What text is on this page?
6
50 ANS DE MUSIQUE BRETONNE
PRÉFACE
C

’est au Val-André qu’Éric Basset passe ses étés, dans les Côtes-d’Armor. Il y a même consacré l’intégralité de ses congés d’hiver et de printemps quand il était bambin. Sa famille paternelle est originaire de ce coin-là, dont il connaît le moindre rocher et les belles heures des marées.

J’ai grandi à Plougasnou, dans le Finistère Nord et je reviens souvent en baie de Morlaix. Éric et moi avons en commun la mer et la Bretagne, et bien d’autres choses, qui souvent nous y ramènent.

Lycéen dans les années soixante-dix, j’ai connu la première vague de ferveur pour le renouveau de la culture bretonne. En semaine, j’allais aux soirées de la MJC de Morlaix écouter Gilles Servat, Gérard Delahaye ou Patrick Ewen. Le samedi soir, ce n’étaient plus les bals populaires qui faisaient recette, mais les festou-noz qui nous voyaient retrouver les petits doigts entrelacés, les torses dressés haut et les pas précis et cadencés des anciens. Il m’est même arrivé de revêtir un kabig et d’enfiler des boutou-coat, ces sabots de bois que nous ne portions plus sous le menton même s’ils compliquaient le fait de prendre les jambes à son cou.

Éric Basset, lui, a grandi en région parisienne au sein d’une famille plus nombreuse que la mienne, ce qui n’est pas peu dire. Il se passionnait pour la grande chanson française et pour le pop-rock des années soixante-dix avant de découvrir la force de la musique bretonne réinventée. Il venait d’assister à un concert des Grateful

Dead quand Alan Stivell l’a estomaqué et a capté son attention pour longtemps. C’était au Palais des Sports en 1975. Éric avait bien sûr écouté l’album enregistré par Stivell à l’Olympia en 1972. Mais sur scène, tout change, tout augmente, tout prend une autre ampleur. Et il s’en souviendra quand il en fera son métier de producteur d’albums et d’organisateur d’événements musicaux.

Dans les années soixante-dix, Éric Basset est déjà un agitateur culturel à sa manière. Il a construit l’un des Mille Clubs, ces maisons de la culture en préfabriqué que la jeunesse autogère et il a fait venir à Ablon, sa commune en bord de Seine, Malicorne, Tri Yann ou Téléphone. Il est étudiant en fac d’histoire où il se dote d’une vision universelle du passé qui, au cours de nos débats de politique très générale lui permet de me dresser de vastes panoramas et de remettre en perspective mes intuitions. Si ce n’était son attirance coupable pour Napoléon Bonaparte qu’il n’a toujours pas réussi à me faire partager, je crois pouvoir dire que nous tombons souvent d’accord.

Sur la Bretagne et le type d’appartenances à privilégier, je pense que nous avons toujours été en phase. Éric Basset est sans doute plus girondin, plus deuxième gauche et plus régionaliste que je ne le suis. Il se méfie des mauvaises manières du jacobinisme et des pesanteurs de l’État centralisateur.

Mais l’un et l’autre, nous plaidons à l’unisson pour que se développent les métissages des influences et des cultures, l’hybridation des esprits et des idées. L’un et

+--

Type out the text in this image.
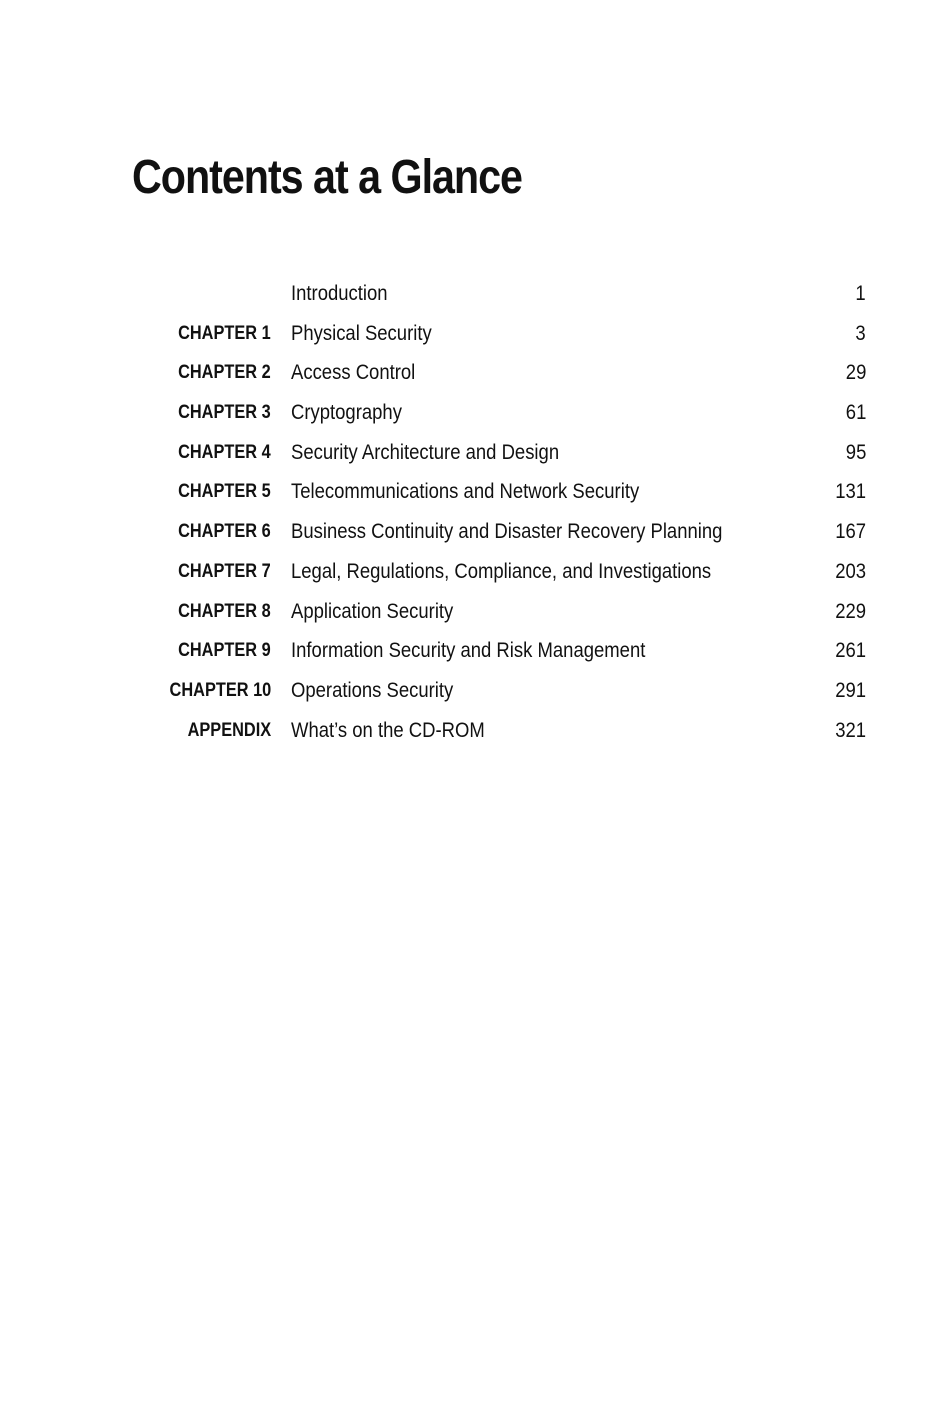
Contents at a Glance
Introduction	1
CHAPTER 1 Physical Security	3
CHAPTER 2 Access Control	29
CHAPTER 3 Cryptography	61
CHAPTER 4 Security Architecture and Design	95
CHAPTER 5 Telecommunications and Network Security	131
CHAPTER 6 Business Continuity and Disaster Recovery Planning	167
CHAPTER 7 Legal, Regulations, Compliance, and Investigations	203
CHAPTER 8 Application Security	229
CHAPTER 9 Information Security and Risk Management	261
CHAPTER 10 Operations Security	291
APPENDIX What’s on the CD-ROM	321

+--

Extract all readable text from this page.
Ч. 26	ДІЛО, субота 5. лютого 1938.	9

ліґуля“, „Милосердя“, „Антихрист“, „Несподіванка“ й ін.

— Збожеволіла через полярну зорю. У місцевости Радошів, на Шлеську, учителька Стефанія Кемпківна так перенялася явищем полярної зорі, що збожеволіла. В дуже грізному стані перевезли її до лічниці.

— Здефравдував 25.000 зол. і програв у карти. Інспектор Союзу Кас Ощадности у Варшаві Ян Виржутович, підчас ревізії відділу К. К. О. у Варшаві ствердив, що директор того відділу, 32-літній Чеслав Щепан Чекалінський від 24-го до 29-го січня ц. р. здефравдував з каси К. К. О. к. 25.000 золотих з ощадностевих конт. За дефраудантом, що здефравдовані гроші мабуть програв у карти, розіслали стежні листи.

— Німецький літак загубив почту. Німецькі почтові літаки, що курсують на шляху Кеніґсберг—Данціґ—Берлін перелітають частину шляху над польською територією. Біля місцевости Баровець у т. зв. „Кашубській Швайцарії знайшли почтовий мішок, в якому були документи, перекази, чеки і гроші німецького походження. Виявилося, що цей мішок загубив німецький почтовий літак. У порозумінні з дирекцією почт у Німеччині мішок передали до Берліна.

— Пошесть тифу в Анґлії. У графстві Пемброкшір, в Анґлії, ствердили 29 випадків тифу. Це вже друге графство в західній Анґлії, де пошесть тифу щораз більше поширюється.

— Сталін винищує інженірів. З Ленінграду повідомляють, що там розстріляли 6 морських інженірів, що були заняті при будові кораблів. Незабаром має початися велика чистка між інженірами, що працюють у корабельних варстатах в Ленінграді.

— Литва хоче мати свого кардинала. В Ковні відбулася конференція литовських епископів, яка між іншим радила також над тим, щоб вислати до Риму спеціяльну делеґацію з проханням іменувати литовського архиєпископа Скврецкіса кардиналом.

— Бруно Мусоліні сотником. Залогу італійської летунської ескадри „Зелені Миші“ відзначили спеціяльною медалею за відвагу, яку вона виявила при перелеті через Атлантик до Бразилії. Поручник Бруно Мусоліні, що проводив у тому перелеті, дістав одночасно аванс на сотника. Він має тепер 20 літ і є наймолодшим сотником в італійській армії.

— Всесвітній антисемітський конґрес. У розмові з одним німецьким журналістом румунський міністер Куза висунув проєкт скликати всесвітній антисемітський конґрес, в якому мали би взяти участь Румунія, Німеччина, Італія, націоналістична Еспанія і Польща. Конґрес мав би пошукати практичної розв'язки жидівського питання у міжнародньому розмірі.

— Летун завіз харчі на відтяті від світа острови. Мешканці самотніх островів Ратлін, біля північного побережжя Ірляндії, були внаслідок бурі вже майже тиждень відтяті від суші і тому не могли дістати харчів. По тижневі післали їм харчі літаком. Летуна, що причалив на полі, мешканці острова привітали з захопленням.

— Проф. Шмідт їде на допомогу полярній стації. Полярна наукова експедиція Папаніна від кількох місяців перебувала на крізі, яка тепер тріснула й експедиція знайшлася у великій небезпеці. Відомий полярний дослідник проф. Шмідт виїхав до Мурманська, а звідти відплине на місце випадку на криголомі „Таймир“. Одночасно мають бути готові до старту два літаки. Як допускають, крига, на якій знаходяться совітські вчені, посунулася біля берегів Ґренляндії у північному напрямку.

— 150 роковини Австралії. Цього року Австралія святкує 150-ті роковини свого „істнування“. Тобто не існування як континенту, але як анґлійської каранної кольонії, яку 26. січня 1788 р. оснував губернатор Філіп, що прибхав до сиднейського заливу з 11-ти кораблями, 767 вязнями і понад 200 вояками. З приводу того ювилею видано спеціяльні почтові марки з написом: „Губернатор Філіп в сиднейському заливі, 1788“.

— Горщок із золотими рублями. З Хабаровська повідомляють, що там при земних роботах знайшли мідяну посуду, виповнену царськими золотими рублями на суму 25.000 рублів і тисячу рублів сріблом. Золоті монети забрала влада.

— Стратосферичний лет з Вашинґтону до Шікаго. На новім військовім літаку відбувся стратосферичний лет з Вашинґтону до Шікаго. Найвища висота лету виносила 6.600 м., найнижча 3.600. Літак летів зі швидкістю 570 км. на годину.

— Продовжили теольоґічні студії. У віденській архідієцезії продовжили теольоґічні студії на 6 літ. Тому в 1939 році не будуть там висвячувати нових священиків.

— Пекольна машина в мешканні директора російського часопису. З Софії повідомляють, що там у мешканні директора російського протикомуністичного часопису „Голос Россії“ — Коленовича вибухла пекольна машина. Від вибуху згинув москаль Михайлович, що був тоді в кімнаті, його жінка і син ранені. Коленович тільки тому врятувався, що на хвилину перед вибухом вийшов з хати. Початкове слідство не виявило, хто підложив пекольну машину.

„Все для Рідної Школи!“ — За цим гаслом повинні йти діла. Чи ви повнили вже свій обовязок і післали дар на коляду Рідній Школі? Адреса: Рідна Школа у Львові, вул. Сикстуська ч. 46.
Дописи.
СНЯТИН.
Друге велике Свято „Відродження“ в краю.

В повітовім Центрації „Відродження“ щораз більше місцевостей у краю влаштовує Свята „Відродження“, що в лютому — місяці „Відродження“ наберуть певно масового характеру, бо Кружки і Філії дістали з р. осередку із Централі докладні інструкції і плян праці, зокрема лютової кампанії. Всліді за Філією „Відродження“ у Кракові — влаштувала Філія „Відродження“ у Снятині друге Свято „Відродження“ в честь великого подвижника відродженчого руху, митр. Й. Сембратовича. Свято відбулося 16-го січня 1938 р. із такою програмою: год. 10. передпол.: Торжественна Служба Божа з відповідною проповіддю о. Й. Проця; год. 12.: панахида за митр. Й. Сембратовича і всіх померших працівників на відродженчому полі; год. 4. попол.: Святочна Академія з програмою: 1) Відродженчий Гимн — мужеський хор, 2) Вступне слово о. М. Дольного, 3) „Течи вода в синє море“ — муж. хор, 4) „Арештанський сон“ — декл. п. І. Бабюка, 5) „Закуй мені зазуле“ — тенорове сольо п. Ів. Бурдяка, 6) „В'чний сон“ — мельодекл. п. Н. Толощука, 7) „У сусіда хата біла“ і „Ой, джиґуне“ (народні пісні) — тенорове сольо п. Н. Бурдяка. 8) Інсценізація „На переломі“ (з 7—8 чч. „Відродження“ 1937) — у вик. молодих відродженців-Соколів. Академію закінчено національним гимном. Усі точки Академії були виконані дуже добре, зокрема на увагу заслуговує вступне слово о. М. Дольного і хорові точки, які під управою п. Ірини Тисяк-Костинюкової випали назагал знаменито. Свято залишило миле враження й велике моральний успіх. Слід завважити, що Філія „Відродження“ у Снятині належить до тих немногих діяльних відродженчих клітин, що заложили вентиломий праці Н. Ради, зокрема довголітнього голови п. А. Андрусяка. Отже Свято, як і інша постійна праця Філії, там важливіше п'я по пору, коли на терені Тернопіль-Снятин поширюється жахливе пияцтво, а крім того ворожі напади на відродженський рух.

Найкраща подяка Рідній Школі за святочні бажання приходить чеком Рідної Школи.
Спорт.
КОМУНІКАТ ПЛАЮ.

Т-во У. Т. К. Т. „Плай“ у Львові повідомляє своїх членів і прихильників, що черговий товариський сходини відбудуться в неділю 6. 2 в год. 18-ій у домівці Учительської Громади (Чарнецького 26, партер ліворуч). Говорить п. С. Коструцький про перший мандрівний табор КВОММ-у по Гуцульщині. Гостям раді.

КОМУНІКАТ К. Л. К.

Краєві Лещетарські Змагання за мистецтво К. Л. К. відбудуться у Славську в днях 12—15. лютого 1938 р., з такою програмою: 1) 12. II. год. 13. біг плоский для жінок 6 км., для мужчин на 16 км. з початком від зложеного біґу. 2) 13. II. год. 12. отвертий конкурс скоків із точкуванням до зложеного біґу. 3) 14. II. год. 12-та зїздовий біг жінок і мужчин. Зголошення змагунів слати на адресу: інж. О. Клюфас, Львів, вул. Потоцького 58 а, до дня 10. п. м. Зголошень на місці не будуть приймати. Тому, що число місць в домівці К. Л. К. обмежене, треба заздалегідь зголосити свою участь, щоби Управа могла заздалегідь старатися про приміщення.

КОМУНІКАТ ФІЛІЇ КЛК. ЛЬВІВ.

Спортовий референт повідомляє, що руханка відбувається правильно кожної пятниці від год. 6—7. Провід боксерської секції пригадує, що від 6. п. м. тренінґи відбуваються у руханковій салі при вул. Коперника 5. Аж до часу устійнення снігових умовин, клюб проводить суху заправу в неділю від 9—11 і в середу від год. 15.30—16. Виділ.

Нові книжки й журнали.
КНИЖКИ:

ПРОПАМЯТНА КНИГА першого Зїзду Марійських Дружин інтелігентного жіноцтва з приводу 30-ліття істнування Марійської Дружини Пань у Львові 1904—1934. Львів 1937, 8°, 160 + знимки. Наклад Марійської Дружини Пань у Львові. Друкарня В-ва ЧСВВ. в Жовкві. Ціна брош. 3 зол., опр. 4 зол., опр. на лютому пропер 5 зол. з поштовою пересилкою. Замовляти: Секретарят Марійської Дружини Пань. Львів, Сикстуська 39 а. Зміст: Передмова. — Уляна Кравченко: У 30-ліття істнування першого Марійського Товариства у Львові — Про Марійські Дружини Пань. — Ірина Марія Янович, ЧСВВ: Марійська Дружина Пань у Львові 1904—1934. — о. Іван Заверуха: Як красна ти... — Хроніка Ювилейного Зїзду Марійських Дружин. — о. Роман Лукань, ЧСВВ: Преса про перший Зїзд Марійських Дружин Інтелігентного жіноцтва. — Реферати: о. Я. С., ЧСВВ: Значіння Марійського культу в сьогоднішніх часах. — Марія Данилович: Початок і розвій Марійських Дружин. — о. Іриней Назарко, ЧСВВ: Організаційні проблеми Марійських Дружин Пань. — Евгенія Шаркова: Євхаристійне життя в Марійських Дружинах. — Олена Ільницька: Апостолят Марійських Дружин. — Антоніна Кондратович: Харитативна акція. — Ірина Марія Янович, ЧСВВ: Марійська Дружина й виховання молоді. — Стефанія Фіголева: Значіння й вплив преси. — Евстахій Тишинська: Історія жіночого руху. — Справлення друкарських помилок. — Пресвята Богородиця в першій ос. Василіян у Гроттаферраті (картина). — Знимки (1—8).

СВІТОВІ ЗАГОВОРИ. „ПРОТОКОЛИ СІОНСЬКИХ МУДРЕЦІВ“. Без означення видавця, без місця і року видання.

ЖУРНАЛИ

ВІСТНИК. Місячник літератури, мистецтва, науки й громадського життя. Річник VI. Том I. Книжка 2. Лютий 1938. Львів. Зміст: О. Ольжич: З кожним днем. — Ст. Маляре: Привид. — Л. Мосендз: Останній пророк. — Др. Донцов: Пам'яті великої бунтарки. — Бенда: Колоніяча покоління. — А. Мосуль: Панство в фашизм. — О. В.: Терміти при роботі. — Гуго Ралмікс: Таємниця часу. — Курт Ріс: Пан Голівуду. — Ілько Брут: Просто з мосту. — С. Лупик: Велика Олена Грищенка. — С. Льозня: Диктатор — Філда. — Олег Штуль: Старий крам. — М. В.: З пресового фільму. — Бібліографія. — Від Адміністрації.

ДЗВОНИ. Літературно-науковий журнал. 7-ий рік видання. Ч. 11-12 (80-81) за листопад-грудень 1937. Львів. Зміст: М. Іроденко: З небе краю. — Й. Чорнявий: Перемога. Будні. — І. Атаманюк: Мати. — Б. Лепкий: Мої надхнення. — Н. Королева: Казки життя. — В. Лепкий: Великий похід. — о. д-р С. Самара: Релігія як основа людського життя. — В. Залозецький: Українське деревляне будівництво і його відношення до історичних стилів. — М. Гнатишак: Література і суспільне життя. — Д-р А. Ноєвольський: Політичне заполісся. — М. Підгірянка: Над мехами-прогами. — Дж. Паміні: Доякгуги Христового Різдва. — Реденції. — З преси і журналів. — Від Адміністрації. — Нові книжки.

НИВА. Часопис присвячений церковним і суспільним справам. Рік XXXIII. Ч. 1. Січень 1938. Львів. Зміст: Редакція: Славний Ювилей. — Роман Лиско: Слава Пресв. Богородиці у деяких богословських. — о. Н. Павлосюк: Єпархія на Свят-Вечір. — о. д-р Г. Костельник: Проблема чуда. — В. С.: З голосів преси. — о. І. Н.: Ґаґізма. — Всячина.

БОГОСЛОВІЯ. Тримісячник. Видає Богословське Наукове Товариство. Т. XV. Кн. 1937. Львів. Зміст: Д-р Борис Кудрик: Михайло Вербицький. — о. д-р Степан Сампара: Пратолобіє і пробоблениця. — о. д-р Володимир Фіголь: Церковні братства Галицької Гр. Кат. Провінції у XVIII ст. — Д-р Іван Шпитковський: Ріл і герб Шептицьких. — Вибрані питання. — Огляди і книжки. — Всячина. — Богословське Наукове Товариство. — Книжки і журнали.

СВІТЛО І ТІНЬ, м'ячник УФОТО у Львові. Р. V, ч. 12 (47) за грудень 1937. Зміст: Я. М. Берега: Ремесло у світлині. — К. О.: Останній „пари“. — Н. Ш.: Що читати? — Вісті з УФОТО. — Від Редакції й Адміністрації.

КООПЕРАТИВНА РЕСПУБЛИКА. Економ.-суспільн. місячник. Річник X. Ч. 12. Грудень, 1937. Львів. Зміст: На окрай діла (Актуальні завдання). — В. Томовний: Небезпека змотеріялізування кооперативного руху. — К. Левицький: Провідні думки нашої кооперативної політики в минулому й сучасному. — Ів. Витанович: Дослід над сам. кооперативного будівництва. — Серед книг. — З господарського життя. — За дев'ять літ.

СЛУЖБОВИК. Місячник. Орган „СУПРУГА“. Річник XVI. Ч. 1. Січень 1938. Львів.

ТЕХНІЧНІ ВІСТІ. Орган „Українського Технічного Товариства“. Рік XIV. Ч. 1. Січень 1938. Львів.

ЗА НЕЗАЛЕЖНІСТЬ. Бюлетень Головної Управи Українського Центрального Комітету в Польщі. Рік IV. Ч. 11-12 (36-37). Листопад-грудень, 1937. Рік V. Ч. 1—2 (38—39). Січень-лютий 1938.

+--

:: What you have to do ::
Extract every line above that contains the word "року".

:: Exercise solution ::
— 150 роковини Австралії. Цього року Австралія святкує 150-ті роковини свого „істнування“. Тобто не існування як континенту, але як анґлійської каранної кольонії, яку 26. січня 1788 р. оснував губернатор Філіп, що прибхав до сиднейського заливу з 11-ти кораблями, 767 вязнями і понад 200 вояками. З приводу того ювилею видано спеціяльні почтові марки з написом: „Губернатор Філіп в сиднейському заливі, 1788“.
СВІТОВІ ЗАГОВОРИ. „ПРОТОКОЛИ СІОНСЬКИХ МУДРЕЦІВ“. Без означення видавця, без місця і року видання.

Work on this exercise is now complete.